AIM OF THE EXERCISE »
Pick out all lines in the listing holding the string "βάσης" and copy them.

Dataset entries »

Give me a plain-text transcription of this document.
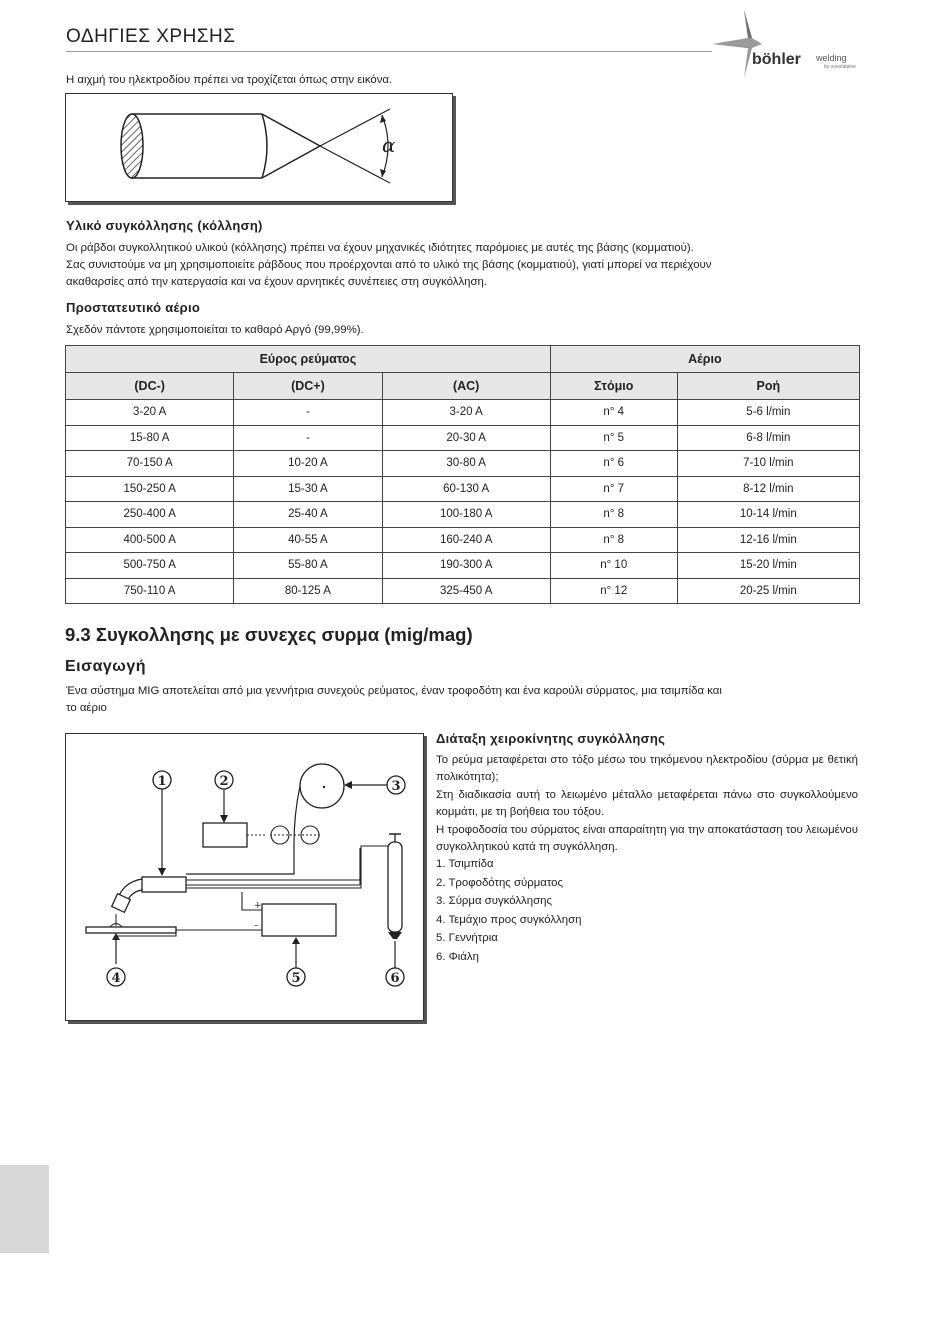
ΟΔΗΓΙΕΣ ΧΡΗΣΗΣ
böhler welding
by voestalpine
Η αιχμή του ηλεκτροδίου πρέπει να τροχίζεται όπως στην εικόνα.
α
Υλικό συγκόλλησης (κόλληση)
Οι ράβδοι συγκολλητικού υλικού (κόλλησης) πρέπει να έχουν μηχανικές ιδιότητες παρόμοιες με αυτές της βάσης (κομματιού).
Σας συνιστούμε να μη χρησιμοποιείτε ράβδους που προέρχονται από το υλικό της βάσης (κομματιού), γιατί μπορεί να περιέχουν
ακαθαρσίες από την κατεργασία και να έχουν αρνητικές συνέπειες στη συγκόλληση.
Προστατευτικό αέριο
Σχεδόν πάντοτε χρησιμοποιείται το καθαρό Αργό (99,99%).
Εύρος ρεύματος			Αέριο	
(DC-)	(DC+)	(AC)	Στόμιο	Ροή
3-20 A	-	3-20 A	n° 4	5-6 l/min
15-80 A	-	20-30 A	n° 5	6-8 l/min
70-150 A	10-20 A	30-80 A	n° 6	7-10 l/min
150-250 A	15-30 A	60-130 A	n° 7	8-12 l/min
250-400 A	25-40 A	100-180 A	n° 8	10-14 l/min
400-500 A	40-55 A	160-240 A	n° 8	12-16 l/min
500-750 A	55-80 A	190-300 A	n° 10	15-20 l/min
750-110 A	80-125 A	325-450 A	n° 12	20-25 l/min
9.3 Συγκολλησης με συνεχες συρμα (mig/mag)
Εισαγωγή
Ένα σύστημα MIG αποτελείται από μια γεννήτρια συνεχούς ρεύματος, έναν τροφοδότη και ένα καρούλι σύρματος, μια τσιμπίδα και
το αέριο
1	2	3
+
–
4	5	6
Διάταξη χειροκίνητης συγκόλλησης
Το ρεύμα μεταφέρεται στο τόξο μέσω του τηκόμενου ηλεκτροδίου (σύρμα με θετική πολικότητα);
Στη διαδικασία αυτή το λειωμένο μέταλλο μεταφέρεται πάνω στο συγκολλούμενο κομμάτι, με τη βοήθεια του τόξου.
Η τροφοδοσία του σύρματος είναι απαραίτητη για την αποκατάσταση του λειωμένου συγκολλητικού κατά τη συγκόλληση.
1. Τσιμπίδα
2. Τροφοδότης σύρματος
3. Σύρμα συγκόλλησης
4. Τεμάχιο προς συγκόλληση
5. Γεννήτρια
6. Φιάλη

==

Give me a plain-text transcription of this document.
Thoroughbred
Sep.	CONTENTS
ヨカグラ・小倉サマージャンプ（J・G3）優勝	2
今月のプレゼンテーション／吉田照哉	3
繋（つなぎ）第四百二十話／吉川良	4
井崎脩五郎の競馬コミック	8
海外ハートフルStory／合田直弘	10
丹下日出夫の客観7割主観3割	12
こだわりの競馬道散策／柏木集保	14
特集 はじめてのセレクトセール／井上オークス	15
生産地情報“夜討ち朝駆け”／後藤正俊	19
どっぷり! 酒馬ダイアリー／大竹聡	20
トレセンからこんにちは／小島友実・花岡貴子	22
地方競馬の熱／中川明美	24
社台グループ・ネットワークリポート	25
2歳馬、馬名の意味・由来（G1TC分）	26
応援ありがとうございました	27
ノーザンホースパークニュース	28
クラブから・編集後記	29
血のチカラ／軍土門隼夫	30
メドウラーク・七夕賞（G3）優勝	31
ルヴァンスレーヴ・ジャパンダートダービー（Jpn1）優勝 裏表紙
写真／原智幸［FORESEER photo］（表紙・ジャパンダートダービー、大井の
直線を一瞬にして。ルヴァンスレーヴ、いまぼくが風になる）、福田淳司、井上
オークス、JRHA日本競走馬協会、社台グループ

WRITTEN ANSWER »
Οι ράβδοι συγκολλητικού υλικού (κόλλησης) πρέπει να έχουν μηχανικές ιδιότητες παρόμοιες με αυτές της βάσης (κομματιού).
Σας συνιστούμε να μη χρησιμοποιείτε ράβδους που προέρχονται από το υλικό της βάσης (κομματιού), γιατί μπορεί να περιέχουν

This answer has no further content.